- What is expected: Copy the article on ultimate summer treats word for word, in its entirety.

- Passage provided:
Ultimate Summer Treats

Frozen Desserts Go Big or Go Home

Summer is nearly synonymous with celebration. We made it through another school year! It’s finally vacation season! Beach! Pool! Barbecues! Fireworks! There’s so much to love. Add to that list these crazy good, over-the-top, locally crafted desserts, and you’ll be all set for a summer to remember.

Donut Sundaes

From Duck Donuts and Mama Bird’s Cookies + Cream

Duck Donuts has offered donut sundaes before, says franchise owner Kelly Trimyer, but not like this. Not with small batch, lovingly crafted, hometown favorite Mama Bird’s ice cream topping a warm, rich donut.

“Have you had their ice cream?” Trimyer asks. “It’s fantastic.”

Mama Bird’s Cookies + Cream makes its ice cream with a custard base (adding egg yolks), so it’s a “denser and thicker product,” says founder Leslie Richmond.

The majority of the candies and toppings included in each flavor are scratch-made in their kitchens.

“For our birthday cake ice cream, we bake a cake from scratch, then use that in the ice cream. You’ll get pieces of homemade cake plus the cake flavor,” Richmond says.

Kelly Trimyer, area Duck Donuts owner, and Leslie Richmond, founder of Mama Bird’s.

The two entrepreneurs met in 2016, and started talking about a collaboration almost immediately. First came Mama Bird’s coffee & donuts flavor with donuts mixed right into the custard.

Now welcome the specialty sundaes, which Richmond and Trimyer created after sampling many flavor combinations.

- Dataset content:
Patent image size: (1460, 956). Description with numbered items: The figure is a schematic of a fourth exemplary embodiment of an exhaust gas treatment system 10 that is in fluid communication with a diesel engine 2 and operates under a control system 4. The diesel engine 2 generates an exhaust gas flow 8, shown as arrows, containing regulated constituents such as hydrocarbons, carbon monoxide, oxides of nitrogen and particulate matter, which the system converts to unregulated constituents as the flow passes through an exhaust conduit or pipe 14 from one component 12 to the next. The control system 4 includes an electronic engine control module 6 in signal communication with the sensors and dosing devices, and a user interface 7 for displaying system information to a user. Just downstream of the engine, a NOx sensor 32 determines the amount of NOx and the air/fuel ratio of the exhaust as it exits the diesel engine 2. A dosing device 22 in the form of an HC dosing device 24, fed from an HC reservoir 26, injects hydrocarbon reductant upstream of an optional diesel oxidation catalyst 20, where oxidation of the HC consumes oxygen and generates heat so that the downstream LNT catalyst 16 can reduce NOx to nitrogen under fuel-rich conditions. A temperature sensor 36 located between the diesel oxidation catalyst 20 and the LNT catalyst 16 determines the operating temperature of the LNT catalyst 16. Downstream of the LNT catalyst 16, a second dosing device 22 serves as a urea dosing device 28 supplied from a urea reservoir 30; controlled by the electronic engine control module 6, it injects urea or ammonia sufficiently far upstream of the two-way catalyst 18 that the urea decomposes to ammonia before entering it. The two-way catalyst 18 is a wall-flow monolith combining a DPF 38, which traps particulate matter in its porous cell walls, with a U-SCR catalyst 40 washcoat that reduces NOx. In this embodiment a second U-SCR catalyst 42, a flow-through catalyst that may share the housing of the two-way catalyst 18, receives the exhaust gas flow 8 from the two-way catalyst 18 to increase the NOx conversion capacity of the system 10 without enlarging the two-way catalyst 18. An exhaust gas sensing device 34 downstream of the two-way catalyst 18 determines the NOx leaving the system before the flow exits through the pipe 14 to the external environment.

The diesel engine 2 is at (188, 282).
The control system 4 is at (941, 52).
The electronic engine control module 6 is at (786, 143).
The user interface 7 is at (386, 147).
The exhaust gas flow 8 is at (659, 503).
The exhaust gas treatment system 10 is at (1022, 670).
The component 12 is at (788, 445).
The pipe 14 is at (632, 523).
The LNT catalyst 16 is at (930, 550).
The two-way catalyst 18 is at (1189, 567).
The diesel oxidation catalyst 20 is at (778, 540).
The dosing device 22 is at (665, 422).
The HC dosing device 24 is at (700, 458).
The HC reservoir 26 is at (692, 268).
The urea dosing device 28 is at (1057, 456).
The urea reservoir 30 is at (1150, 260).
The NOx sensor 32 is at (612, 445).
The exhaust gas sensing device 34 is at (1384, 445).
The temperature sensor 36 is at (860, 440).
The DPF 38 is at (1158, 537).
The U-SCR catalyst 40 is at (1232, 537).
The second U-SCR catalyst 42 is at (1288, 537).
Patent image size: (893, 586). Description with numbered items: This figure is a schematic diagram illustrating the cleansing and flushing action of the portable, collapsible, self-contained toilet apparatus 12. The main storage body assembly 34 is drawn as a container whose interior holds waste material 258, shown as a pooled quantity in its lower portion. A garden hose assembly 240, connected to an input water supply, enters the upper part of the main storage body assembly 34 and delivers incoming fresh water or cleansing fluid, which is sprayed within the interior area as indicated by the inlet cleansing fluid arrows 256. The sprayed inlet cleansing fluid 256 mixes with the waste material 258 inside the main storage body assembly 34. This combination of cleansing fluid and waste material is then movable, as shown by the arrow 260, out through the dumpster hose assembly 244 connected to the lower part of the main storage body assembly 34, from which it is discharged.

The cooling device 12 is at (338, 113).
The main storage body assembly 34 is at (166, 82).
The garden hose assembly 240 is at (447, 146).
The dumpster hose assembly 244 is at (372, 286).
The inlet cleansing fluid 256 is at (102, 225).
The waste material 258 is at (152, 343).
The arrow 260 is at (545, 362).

- Solution to the exercise:
Ultimate Summer Treats

Frozen Desserts Go Big or Go Home

Summer is nearly synonymous with celebration. We made it through another school year! It’s finally vacation season! Beach! Pool! Barbecues! Fireworks! There’s so much to love. Add to that list these crazy good, over-the-top, locally crafted desserts, and you’ll be all set for a summer to remember.

Donut Sundaes

From Duck Donuts and Mama Bird’s Cookies + Cream

Duck Donuts has offered donut sundaes before, says franchise owner Kelly Trimyer, but not like this. Not with small batch, lovingly crafted, hometown favorite Mama Bird’s ice cream topping a warm, rich donut.

“Have you had their ice cream?” Trimyer asks. “It’s fantastic.”

Mama Bird’s Cookies + Cream makes its ice cream with a custard base (adding egg yolks), so it’s a “denser and thicker product,” says founder Leslie Richmond.

The majority of the candies and toppings included in each flavor are scratch-made in their kitchens.

“For our birthday cake ice cream, we bake a cake from scratch, then use that in the ice cream. You’ll get pieces of homemade cake plus the cake flavor,” Richmond says.

Kelly Trimyer, area Duck Donuts owner, and Leslie Richmond, founder of Mama Bird’s.

The two entrepreneurs met in 2016, and started talking about a collaboration almost immediately. First came Mama Bird’s coffee & donuts flavor with donuts mixed right into the custard.

Now welcome the specialty sundaes, which Richmond and Trimyer created after sampling many flavor combinations.